Where a line contains the word "demo", copy that line.

DATASET EXTRACT:
--- start ---

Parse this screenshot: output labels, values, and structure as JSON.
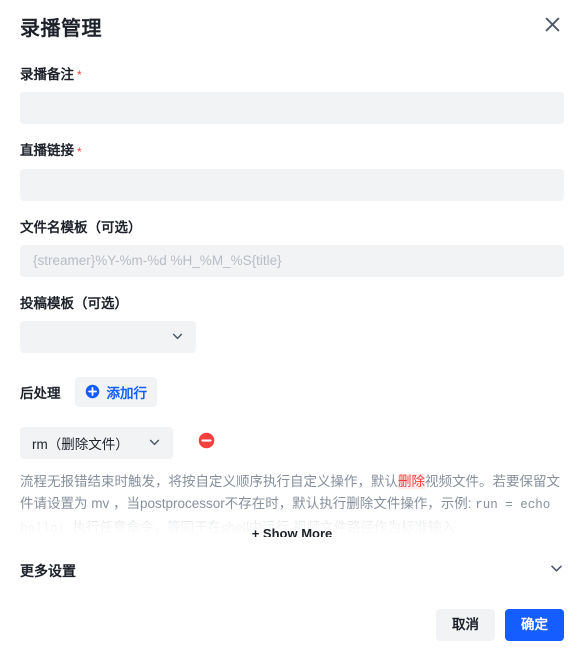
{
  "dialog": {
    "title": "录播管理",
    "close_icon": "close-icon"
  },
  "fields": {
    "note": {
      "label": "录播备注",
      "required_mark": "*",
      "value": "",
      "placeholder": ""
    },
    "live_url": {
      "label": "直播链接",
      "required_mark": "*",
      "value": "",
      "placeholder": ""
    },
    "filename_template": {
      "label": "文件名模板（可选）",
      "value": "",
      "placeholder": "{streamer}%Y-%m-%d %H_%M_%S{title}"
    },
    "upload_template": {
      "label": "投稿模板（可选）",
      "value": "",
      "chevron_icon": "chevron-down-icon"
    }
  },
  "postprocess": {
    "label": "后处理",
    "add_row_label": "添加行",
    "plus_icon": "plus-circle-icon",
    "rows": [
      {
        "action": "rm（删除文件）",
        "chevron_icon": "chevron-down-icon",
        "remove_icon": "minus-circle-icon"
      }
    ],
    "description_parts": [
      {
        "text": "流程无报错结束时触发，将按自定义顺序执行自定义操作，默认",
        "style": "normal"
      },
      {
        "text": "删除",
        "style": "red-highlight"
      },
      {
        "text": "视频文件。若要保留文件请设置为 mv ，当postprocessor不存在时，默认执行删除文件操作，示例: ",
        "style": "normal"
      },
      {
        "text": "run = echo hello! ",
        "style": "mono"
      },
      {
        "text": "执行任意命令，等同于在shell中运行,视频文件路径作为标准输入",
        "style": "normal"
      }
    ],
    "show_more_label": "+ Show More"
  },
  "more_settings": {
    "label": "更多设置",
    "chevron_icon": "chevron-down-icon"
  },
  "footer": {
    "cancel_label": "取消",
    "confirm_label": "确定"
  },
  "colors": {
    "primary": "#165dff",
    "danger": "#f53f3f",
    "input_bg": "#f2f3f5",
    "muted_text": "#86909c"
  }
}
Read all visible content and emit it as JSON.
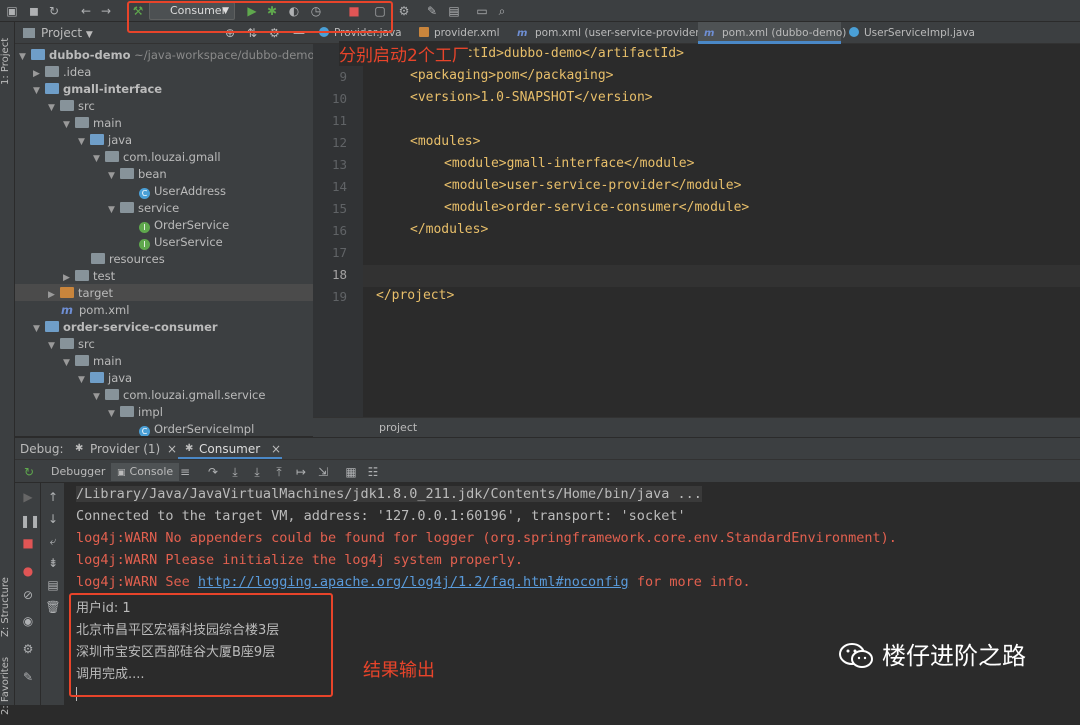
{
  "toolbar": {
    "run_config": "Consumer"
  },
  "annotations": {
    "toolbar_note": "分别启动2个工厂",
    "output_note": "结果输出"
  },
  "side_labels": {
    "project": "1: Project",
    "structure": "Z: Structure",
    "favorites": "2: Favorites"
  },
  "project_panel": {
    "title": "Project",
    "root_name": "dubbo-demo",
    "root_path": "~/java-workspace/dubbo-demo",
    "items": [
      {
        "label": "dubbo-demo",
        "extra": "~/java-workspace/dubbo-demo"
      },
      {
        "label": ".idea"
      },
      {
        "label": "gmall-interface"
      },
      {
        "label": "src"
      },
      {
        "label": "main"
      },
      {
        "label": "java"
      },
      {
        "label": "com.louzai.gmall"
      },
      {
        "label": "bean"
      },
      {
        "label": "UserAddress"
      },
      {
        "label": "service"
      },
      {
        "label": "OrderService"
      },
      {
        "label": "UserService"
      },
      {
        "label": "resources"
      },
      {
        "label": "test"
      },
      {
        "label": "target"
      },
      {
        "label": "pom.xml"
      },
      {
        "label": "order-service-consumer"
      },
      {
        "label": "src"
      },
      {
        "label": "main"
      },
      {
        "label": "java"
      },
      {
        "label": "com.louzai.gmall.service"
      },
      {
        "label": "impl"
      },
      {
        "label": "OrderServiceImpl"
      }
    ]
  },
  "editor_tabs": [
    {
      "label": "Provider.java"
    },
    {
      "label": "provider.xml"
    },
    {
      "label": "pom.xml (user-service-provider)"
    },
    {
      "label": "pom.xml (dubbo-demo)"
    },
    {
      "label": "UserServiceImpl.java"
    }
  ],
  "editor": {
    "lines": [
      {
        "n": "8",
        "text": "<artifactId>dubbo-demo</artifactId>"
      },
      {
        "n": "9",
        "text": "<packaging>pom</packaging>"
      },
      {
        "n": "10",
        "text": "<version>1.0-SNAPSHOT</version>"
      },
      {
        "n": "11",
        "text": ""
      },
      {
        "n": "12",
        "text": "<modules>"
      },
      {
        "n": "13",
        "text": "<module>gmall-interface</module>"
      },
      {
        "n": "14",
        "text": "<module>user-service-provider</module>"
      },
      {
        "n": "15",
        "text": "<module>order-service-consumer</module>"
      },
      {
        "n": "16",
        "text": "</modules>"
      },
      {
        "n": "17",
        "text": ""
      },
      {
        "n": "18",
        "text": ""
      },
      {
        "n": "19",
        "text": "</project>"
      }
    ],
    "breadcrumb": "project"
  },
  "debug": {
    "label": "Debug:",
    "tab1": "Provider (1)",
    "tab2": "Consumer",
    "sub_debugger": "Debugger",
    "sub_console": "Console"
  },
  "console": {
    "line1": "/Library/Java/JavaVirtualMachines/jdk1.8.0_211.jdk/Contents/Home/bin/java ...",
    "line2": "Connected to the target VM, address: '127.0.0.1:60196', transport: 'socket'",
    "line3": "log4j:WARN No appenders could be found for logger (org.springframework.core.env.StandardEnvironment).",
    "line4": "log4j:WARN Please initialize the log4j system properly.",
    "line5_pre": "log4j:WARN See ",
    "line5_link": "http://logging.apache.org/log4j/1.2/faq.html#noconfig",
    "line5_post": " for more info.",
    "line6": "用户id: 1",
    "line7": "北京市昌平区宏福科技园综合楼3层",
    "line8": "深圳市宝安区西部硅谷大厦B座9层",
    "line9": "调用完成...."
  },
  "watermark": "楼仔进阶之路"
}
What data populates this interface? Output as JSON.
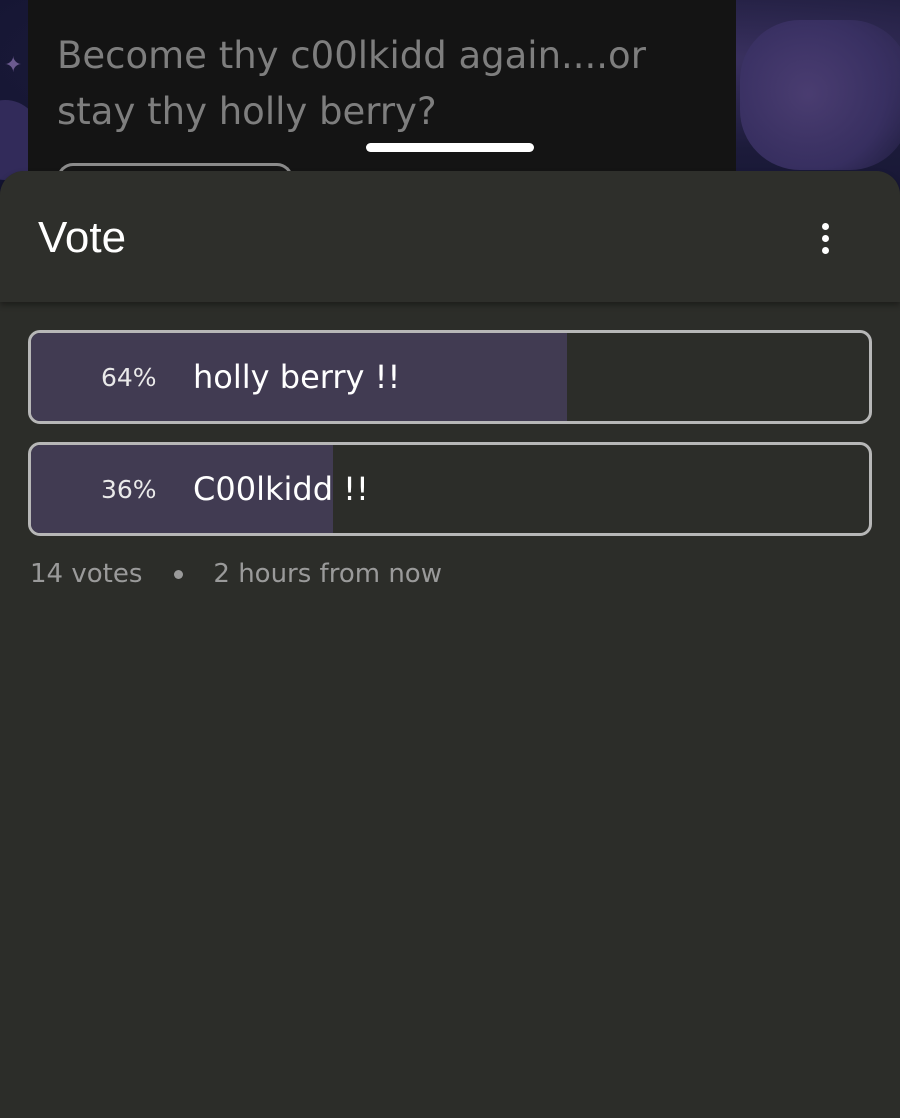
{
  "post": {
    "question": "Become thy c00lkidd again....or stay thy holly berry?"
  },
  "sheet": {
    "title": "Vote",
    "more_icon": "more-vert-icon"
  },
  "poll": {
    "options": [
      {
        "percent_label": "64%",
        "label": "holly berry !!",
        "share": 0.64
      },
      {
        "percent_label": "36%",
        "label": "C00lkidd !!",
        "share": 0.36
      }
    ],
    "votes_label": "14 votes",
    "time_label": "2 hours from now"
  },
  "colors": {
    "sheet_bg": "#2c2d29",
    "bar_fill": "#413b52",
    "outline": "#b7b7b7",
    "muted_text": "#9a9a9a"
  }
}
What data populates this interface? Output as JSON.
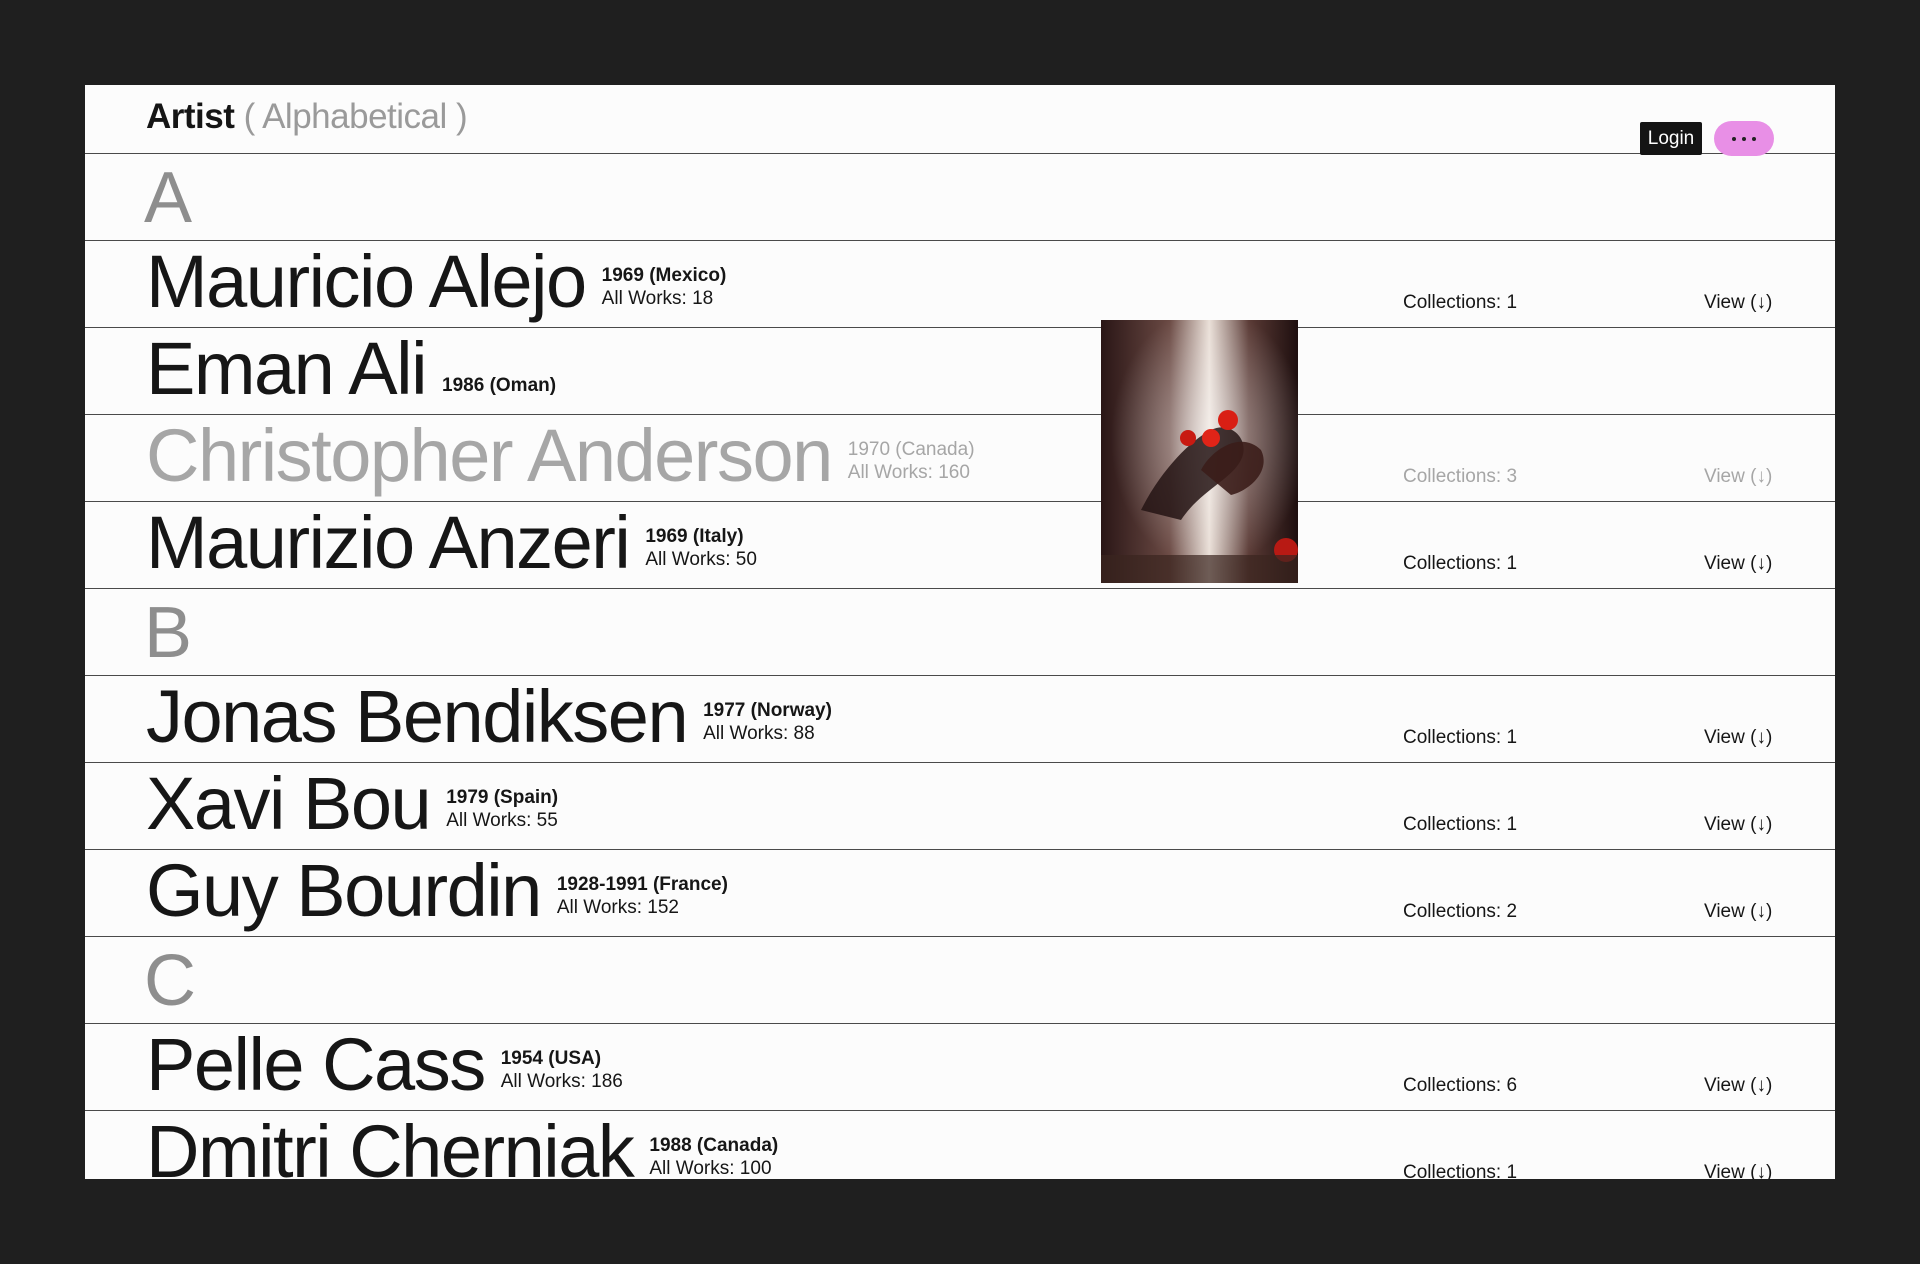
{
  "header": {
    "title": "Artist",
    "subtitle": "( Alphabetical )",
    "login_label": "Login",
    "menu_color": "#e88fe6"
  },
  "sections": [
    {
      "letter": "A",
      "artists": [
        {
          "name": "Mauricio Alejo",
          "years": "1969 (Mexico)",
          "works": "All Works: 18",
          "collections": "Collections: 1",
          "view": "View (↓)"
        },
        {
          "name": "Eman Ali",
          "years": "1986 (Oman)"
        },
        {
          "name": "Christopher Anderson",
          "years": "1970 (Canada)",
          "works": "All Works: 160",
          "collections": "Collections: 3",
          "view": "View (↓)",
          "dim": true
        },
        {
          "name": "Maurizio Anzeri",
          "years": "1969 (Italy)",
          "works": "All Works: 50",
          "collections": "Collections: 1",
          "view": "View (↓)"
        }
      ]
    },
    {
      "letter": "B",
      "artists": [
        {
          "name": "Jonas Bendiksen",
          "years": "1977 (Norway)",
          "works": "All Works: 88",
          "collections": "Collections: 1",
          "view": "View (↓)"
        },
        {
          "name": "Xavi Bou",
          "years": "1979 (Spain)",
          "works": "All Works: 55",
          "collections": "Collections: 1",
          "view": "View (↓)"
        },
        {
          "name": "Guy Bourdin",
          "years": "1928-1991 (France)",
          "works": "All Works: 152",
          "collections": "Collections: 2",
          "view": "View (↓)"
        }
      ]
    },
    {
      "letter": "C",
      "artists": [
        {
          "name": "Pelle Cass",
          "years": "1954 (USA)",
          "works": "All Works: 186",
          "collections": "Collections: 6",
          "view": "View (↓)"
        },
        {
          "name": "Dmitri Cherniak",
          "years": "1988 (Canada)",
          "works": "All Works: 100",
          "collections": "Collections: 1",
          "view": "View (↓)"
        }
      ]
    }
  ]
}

--- end ---

SOLUTION FOR THIS TASK:
    "root_name": "dubbo-demo",
    "root_path": "~/java-workspace/dubbo-demo",
        "label": "dubbo-demo",
        "extra": "~/java-workspace/dubbo-demo"
      "label": "pom.xml (dubbo-demo)"
        "text": "<artifactId>dubbo-demo</artifactId>"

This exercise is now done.